» **Aim**:
Give an exact copy of every line, leaving images out.

## BEGIN

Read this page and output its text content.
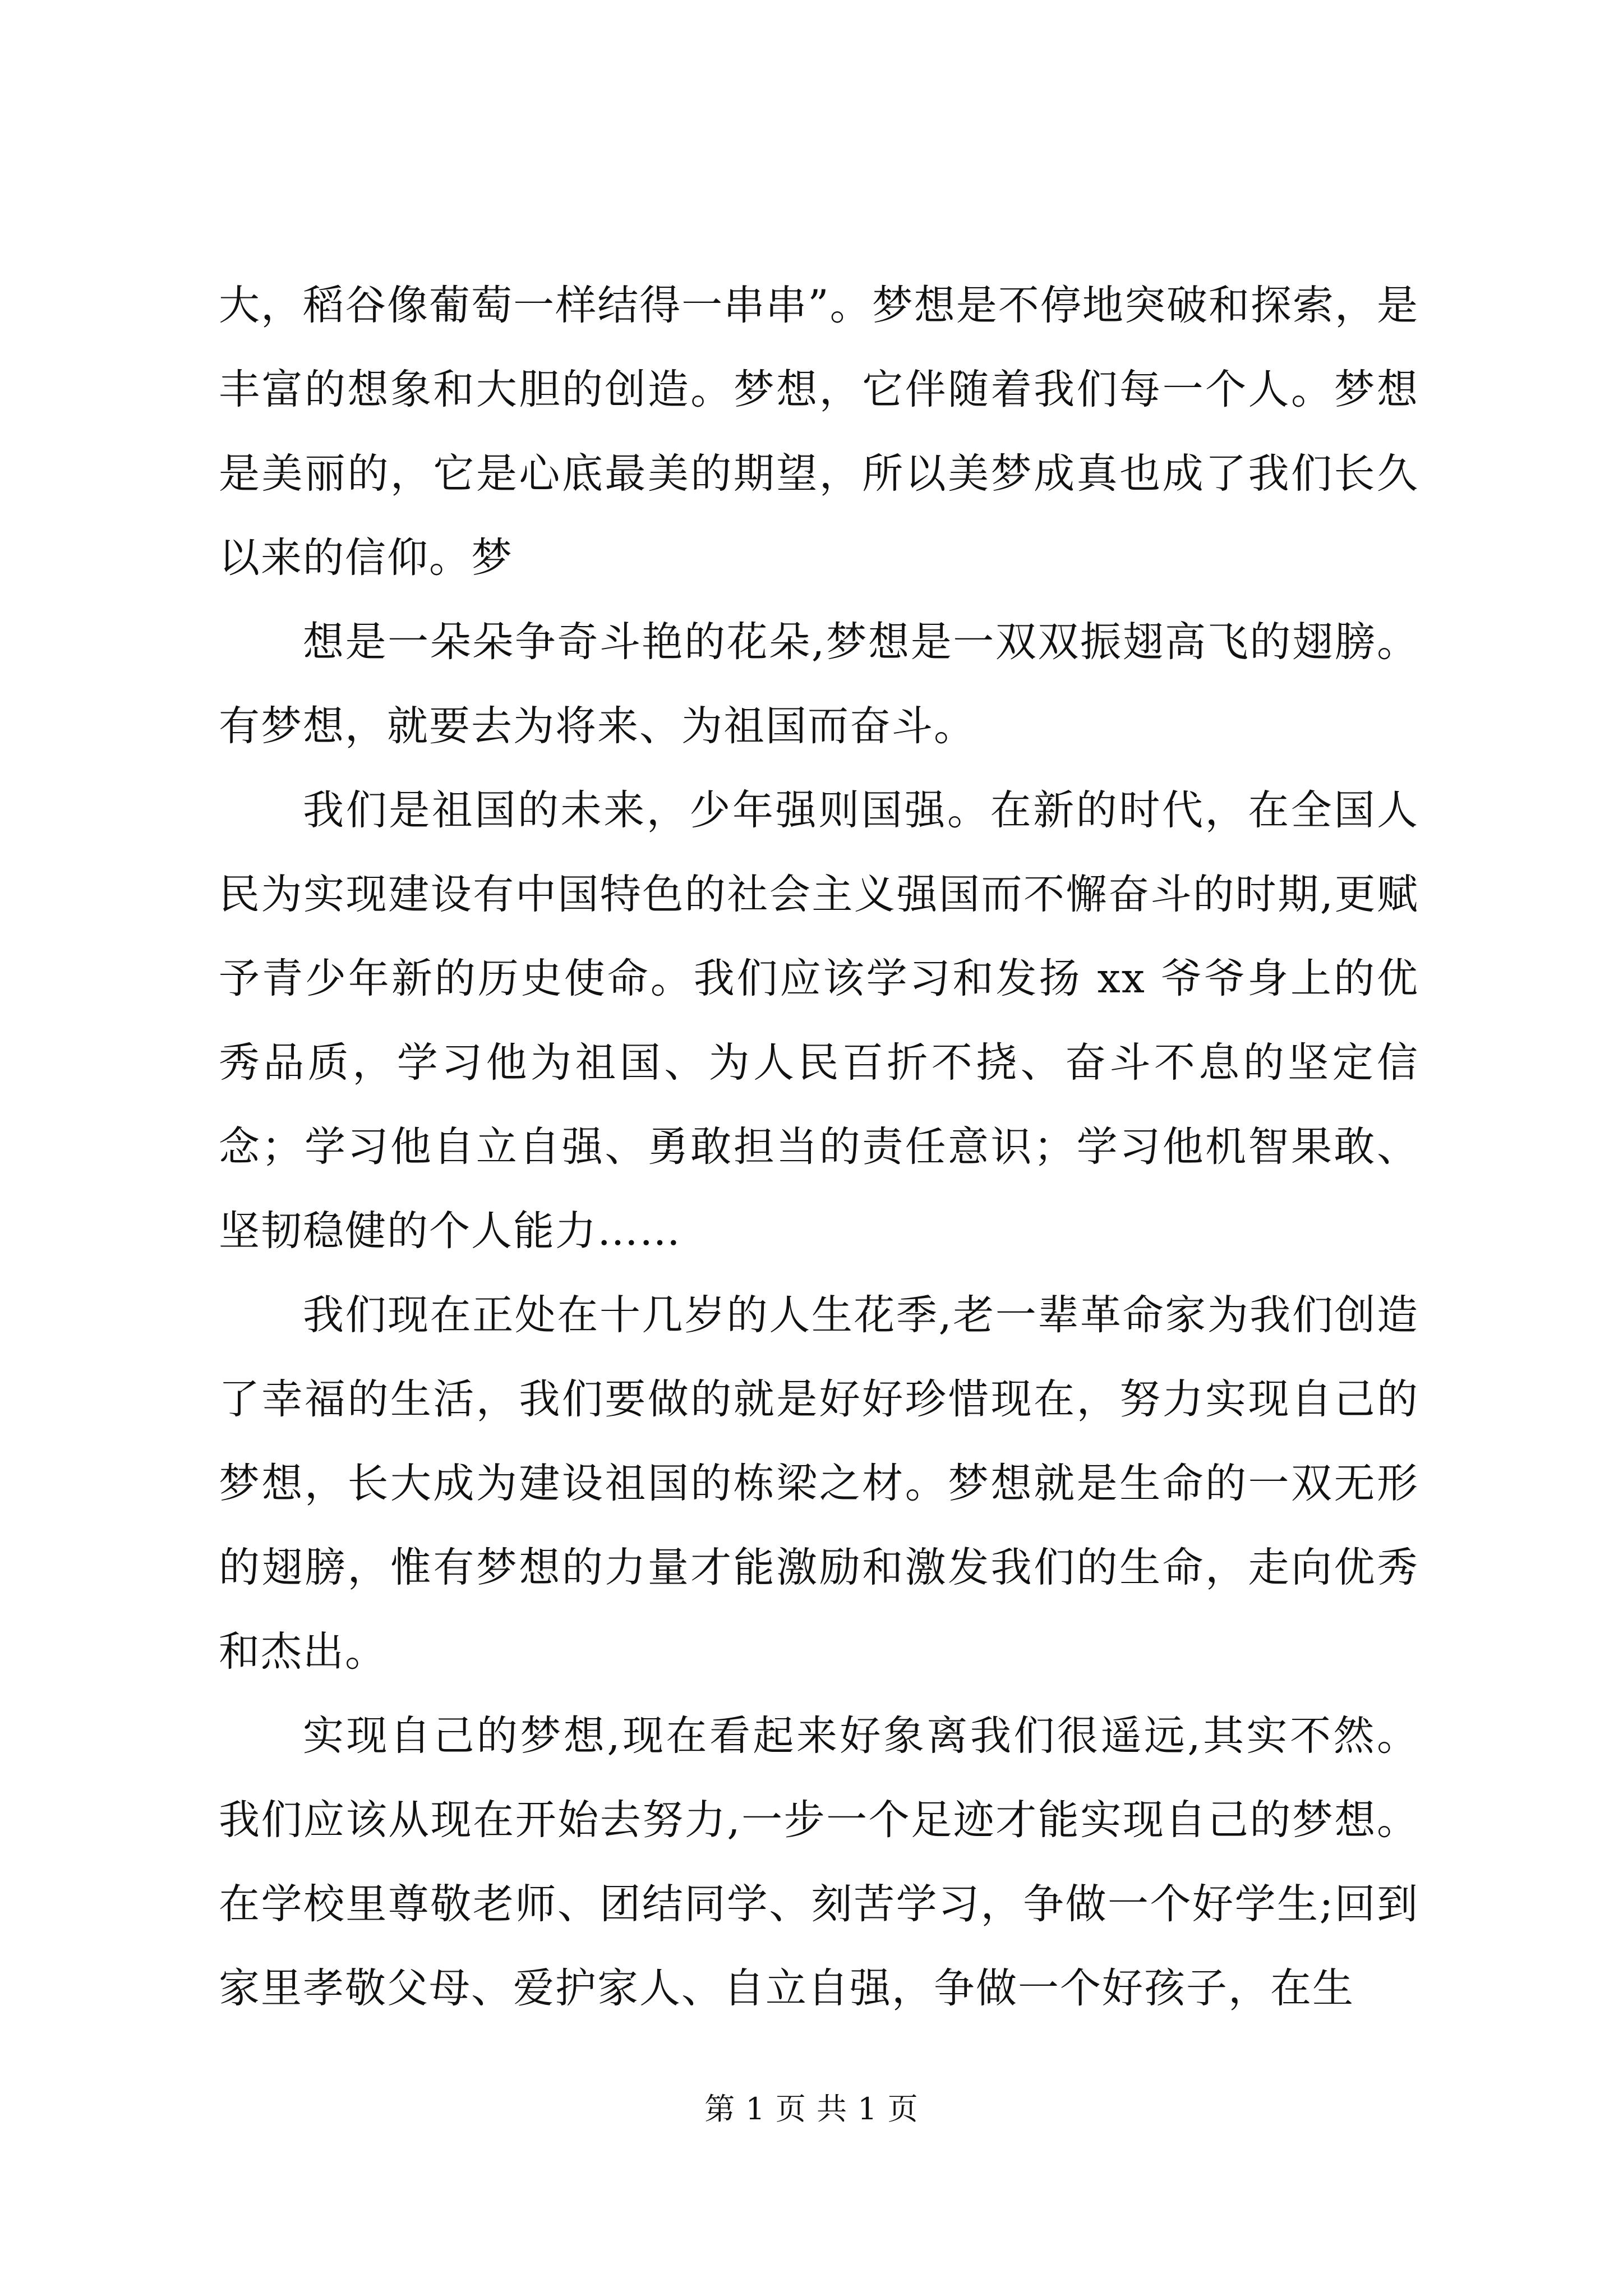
大，稻谷像葡萄一样结得一串串”。梦想是不停地突破和探索，是丰富的想象和大胆的创造。梦想，它伴随着我们每一个人。梦想是美丽的，它是心底最美的期望，所以美梦成真也成了我们长久以来的信仰。梦

想是一朵朵争奇斗艳的花朵,梦想是一双双振翅高飞的翅膀。有梦想，就要去为将来、为祖国而奋斗。

我们是祖国的未来，少年强则国强。在新的时代，在全国人民为实现建设有中国特色的社会主义强国而不懈奋斗的时期,更赋予青少年新的历史使命。我们应该学习和发扬 xx 爷爷身上的优秀品质，学习他为祖国、为人民百折不挠、奋斗不息的坚定信念；学习他自立自强、勇敢担当的责任意识；学习他机智果敢、坚韧稳健的个人能力……

我们现在正处在十几岁的人生花季,老一辈革命家为我们创造了幸福的生活，我们要做的就是好好珍惜现在，努力实现自己的梦想，长大成为建设祖国的栋梁之材。梦想就是生命的一双无形的翅膀，惟有梦想的力量才能激励和激发我们的生命，走向优秀和杰出。

实现自己的梦想,现在看起来好象离我们很遥远,其实不然。我们应该从现在开始去努力,一步一个足迹才能实现自己的梦想。在学校里尊敬老师、团结同学、刻苦学习，争做一个好学生;回到家里孝敬父母、爱护家人、自立自强，争做一个好孩子，在生

第 1 页 共 1 页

## END

» **Solution to this problem**:
Read this page and output its text content.
大，稻谷像葡萄一样结得一串串”。梦想是不停地突破和探索，是丰富的想象和大胆的创造。梦想，它伴随着我们每一个人。梦想是美丽的，它是心底最美的期望，所以美梦成真也成了我们长久以来的信仰。梦

想是一朵朵争奇斗艳的花朵,梦想是一双双振翅高飞的翅膀。有梦想，就要去为将来、为祖国而奋斗。

我们是祖国的未来，少年强则国强。在新的时代，在全国人民为实现建设有中国特色的社会主义强国而不懈奋斗的时期,更赋予青少年新的历史使命。我们应该学习和发扬 xx 爷爷身上的优秀品质，学习他为祖国、为人民百折不挠、奋斗不息的坚定信念；学习他自立自强、勇敢担当的责任意识；学习他机智果敢、坚韧稳健的个人能力……

我们现在正处在十几岁的人生花季,老一辈革命家为我们创造了幸福的生活，我们要做的就是好好珍惜现在，努力实现自己的梦想，长大成为建设祖国的栋梁之材。梦想就是生命的一双无形的翅膀，惟有梦想的力量才能激励和激发我们的生命，走向优秀和杰出。

实现自己的梦想,现在看起来好象离我们很遥远,其实不然。我们应该从现在开始去努力,一步一个足迹才能实现自己的梦想。在学校里尊敬老师、团结同学、刻苦学习，争做一个好学生;回到家里孝敬父母、爱护家人、自立自强，争做一个好孩子，在生

第 1 页 共 1 页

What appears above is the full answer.